------ Input ------

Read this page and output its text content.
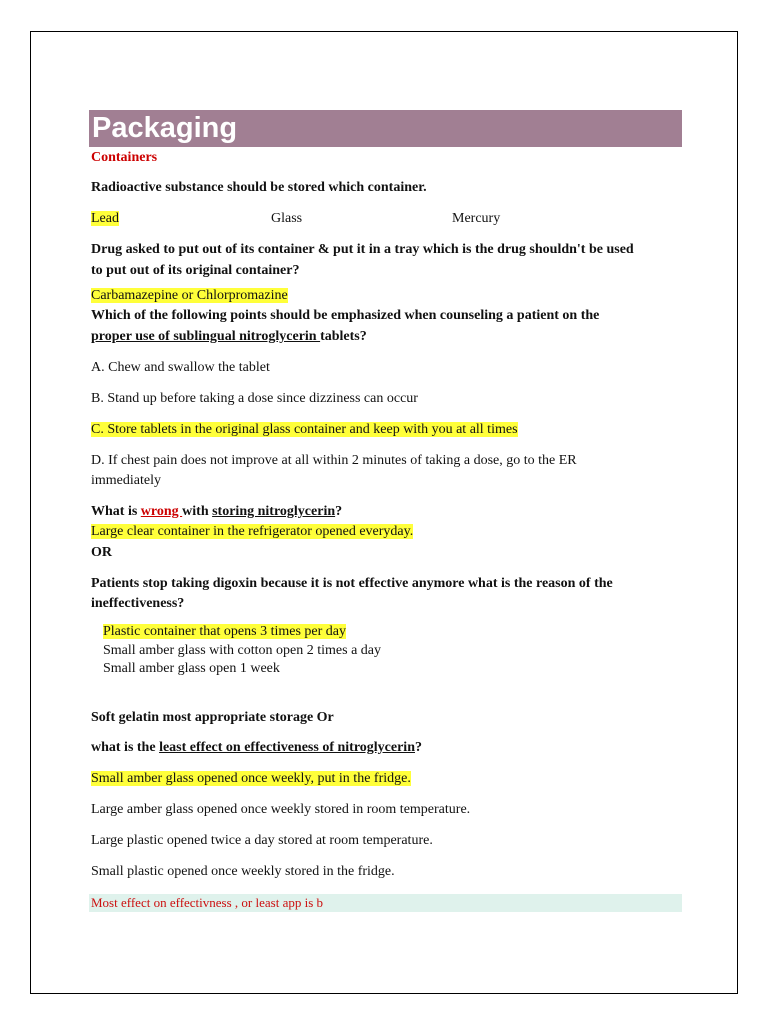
Packaging
Containers
Radioactive substance should be stored which container.
Lead	Glass	Mercury
Drug asked to put out of its container & put it in a tray which is the drug shouldn't be used
to put out of its original container?
Carbamazepine or Chlorpromazine
Which of the following points should be emphasized when counseling a patient on the
proper use of sublingual nitroglycerin tablets?
A. Chew and swallow the tablet
B. Stand up before taking a dose since dizziness can occur
C. Store tablets in the original glass container and keep with you at all times
D. If chest pain does not improve at all within 2 minutes of taking a dose, go to the ER
immediately
What is wrong with storing nitroglycerin?
Large clear container in the refrigerator opened everyday.
OR
Patients stop taking digoxin because it is not effective anymore what is the reason of the
ineffectiveness?
Plastic container that opens 3 times per day
Small amber glass with cotton open 2 times a day
Small amber glass open 1 week
Soft gelatin most appropriate storage Or
what is the least effect on effectiveness of nitroglycerin?
Small amber glass opened once weekly, put in the fridge.
Large amber glass opened once weekly stored in room temperature.
Large plastic opened twice a day stored at room temperature.
Small plastic opened once weekly stored in the fridge.
Most effect on effectivness , or least app is b
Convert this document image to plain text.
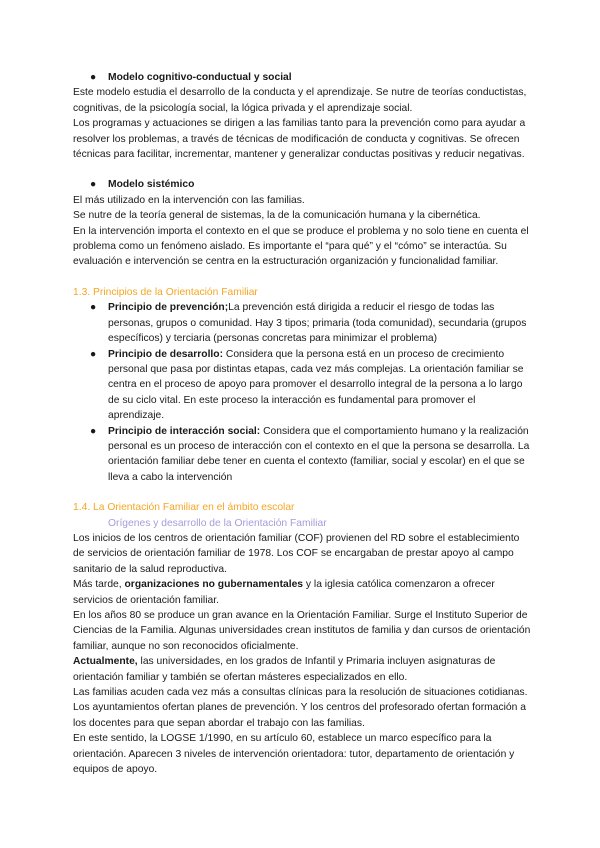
● Modelo cognitivo-conductual y social

Este modelo estudia el desarrollo de la conducta y el aprendizaje. Se nutre de teorías conductistas, cognitivas, de la psicología social, la lógica privada y el aprendizaje social.

Los programas y actuaciones se dirigen a las familias tanto para la prevención como para ayudar a resolver los problemas, a través de técnicas de modificación de conducta y cognitivas. Se ofrecen técnicas para facilitar, incrementar, mantener y generalizar conductas positivas y reducir negativas.

● Modelo sistémico

El más utilizado en la intervención con las familias.

Se nutre de la teoría general de sistemas, la de la comunicación humana y la cibernética.

En la intervención importa el contexto en el que se produce el problema y no solo tiene en cuenta el problema como un fenómeno aislado. Es importante el “para qué” y el “cómo” se interactúa. Su evaluación e intervención se centra en la estructuración organización y funcionalidad familiar.

1.3. Principios de la Orientación Familiar
● Principio de prevención;La prevención está dirigida a reducir el riesgo de todas las personas, grupos o comunidad. Hay 3 tipos; primaria (toda comunidad), secundaria (grupos específicos) y terciaria (personas concretas para minimizar el problema)
● Principio de desarrollo: Considera que la persona está en un proceso de crecimiento personal que pasa por distintas etapas, cada vez más complejas. La orientación familiar se centra en el proceso de apoyo para promover el desarrollo integral de la persona a lo largo de su ciclo vital. En este proceso la interacción es fundamental para promover el aprendizaje.
● Principio de interacción social: Considera que el comportamiento humano y la realización personal es un proceso de interacción con el contexto en el que la persona se desarrolla. La orientación familiar debe tener en cuenta el contexto (familiar, social y escolar) en el que se lleva a cabo la intervención
1.4. La Orientación Familiar en el ámbito escolar
Orígenes y desarrollo de la Orientación Familiar

Los inicios de los centros de orientación familiar (COF) provienen del RD sobre el establecimiento de servicios de orientación familiar de 1978. Los COF se encargaban de prestar apoyo al campo sanitario de la salud reproductiva.

Más tarde, organizaciones no gubernamentales y la iglesia católica comenzaron a ofrecer servicios de orientación familiar.

En los años 80 se produce un gran avance en la Orientación Familiar. Surge el Instituto Superior de Ciencias de la Familia. Algunas universidades crean institutos de familia y dan cursos de orientación familiar, aunque no son reconocidos oficialmente.

Actualmente, las universidades, en los grados de Infantil y Primaria incluyen asignaturas de orientación familiar y también se ofertan másteres especializados en ello.

Las familias acuden cada vez más a consultas clínicas para la resolución de situaciones cotidianas. Los ayuntamientos ofertan planes de prevención. Y los centros del profesorado ofertan formación a los docentes para que sepan abordar el trabajo con las familias.

En este sentido, la LOGSE 1/1990, en su artículo 60, establece un marco específico para la orientación. Aparecen 3 niveles de intervención orientadora: tutor, departamento de orientación y equipos de apoyo.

------

#### [Requirement]
Every line of the listing above that contains "está" is to be copied.

#### [Reply]
● Principio de prevención;La prevención está dirigida a reducir el riesgo de todas las personas, grupos o comunidad. Hay 3 tipos; primaria (toda comunidad), secundaria (grupos específicos) y terciaria (personas concretas para minimizar el problema)
● Principio de desarrollo: Considera que la persona está en un proceso de crecimiento personal que pasa por distintas etapas, cada vez más complejas. La orientación familiar se centra en el proceso de apoyo para promover el desarrollo integral de la persona a lo largo de su ciclo vital. En este proceso la interacción es fundamental para promover el aprendizaje.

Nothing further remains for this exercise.